Source records:
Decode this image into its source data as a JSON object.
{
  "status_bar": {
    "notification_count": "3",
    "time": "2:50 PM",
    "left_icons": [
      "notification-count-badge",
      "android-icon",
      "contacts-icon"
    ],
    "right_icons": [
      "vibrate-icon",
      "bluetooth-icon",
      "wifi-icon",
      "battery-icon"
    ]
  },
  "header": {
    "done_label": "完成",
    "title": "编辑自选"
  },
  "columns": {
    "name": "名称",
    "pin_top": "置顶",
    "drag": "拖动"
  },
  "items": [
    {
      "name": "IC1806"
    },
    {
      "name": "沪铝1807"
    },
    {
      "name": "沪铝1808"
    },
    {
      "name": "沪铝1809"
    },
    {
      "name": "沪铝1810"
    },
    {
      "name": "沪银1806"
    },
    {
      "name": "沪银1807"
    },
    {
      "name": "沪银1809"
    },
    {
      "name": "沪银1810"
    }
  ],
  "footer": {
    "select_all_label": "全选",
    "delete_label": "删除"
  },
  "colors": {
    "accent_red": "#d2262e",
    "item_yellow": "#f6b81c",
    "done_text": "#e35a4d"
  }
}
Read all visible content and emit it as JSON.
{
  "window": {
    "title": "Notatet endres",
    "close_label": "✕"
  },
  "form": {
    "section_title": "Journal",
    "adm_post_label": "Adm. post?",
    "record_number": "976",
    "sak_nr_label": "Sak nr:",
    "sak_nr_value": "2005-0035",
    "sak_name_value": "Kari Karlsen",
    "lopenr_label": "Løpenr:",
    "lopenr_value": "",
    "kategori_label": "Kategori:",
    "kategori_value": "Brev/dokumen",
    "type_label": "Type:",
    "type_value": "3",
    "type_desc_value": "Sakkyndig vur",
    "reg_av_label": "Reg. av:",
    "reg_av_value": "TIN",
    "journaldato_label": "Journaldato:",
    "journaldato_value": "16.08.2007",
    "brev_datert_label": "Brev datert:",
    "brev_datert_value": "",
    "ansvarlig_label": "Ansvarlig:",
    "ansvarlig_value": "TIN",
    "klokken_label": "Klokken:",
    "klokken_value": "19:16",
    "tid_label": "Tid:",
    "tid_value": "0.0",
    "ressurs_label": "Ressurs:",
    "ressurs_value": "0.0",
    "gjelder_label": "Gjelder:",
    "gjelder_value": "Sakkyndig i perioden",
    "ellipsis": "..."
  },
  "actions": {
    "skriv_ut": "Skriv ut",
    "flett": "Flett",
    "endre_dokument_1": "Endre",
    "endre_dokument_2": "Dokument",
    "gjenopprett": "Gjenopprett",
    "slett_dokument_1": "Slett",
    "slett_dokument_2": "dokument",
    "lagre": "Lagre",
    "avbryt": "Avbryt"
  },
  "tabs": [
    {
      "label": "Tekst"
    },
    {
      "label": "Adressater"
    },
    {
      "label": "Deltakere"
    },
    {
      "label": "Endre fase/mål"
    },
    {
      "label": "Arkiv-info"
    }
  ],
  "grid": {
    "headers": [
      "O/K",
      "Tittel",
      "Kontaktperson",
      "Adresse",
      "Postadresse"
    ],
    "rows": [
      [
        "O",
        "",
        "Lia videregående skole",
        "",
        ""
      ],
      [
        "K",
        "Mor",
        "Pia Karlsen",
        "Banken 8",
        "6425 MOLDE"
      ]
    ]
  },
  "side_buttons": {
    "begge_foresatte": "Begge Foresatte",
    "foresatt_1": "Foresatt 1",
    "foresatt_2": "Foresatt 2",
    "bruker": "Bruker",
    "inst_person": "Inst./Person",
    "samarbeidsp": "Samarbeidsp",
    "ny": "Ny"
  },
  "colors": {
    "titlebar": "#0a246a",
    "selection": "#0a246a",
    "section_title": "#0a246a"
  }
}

Given request: Write the material out exactly, with nothing left out.

Output:
Decode this image into its source data as a JSON object.
{
  "status_bar": {
    "notification_count": "3",
    "time": "2:50 PM",
    "left_icons": [
      "notification-count-badge",
      "android-icon",
      "contacts-icon"
    ],
    "right_icons": [
      "vibrate-icon",
      "bluetooth-icon",
      "wifi-icon",
      "battery-icon"
    ]
  },
  "header": {
    "done_label": "完成",
    "title": "编辑自选"
  },
  "columns": {
    "name": "名称",
    "pin_top": "置顶",
    "drag": "拖动"
  },
  "items": [
    {
      "name": "IC1806"
    },
    {
      "name": "沪铝1807"
    },
    {
      "name": "沪铝1808"
    },
    {
      "name": "沪铝1809"
    },
    {
      "name": "沪铝1810"
    },
    {
      "name": "沪银1806"
    },
    {
      "name": "沪银1807"
    },
    {
      "name": "沪银1809"
    },
    {
      "name": "沪银1810"
    }
  ],
  "footer": {
    "select_all_label": "全选",
    "delete_label": "删除"
  },
  "colors": {
    "accent_red": "#d2262e",
    "item_yellow": "#f6b81c",
    "done_text": "#e35a4d"
  }
}
Read all visible content and emit it as JSON.
{
  "window": {
    "title": "Notatet endres",
    "close_label": "✕"
  },
  "form": {
    "section_title": "Journal",
    "adm_post_label": "Adm. post?",
    "record_number": "976",
    "sak_nr_label": "Sak nr:",
    "sak_nr_value": "2005-0035",
    "sak_name_value": "Kari Karlsen",
    "lopenr_label": "Løpenr:",
    "lopenr_value": "",
    "kategori_label": "Kategori:",
    "kategori_value": "Brev/dokumen",
    "type_label": "Type:",
    "type_value": "3",
    "type_desc_value": "Sakkyndig vur",
    "reg_av_label": "Reg. av:",
    "reg_av_value": "TIN",
    "journaldato_label": "Journaldato:",
    "journaldato_value": "16.08.2007",
    "brev_datert_label": "Brev datert:",
    "brev_datert_value": "",
    "ansvarlig_label": "Ansvarlig:",
    "ansvarlig_value": "TIN",
    "klokken_label": "Klokken:",
    "klokken_value": "19:16",
    "tid_label": "Tid:",
    "tid_value": "0.0",
    "ressurs_label": "Ressurs:",
    "ressurs_value": "0.0",
    "gjelder_label": "Gjelder:",
    "gjelder_value": "Sakkyndig i perioden",
    "ellipsis": "..."
  },
  "actions": {
    "skriv_ut": "Skriv ut",
    "flett": "Flett",
    "endre_dokument_1": "Endre",
    "endre_dokument_2": "Dokument",
    "gjenopprett": "Gjenopprett",
    "slett_dokument_1": "Slett",
    "slett_dokument_2": "dokument",
    "lagre": "Lagre",
    "avbryt": "Avbryt"
  },
  "tabs": [
    {
      "label": "Tekst"
    },
    {
      "label": "Adressater"
    },
    {
      "label": "Deltakere"
    },
    {
      "label": "Endre fase/mål"
    },
    {
      "label": "Arkiv-info"
    }
  ],
  "grid": {
    "headers": [
      "O/K",
      "Tittel",
      "Kontaktperson",
      "Adresse",
      "Postadresse"
    ],
    "rows": [
      [
        "O",
        "",
        "Lia videregående skole",
        "",
        ""
      ],
      [
        "K",
        "Mor",
        "Pia Karlsen",
        "Banken 8",
        "6425 MOLDE"
      ]
    ]
  },
  "side_buttons": {
    "begge_foresatte": "Begge Foresatte",
    "foresatt_1": "Foresatt 1",
    "foresatt_2": "Foresatt 2",
    "bruker": "Bruker",
    "inst_person": "Inst./Person",
    "samarbeidsp": "Samarbeidsp",
    "ny": "Ny"
  },
  "colors": {
    "titlebar": "#0a246a",
    "selection": "#0a246a",
    "section_title": "#0a246a"
  }
}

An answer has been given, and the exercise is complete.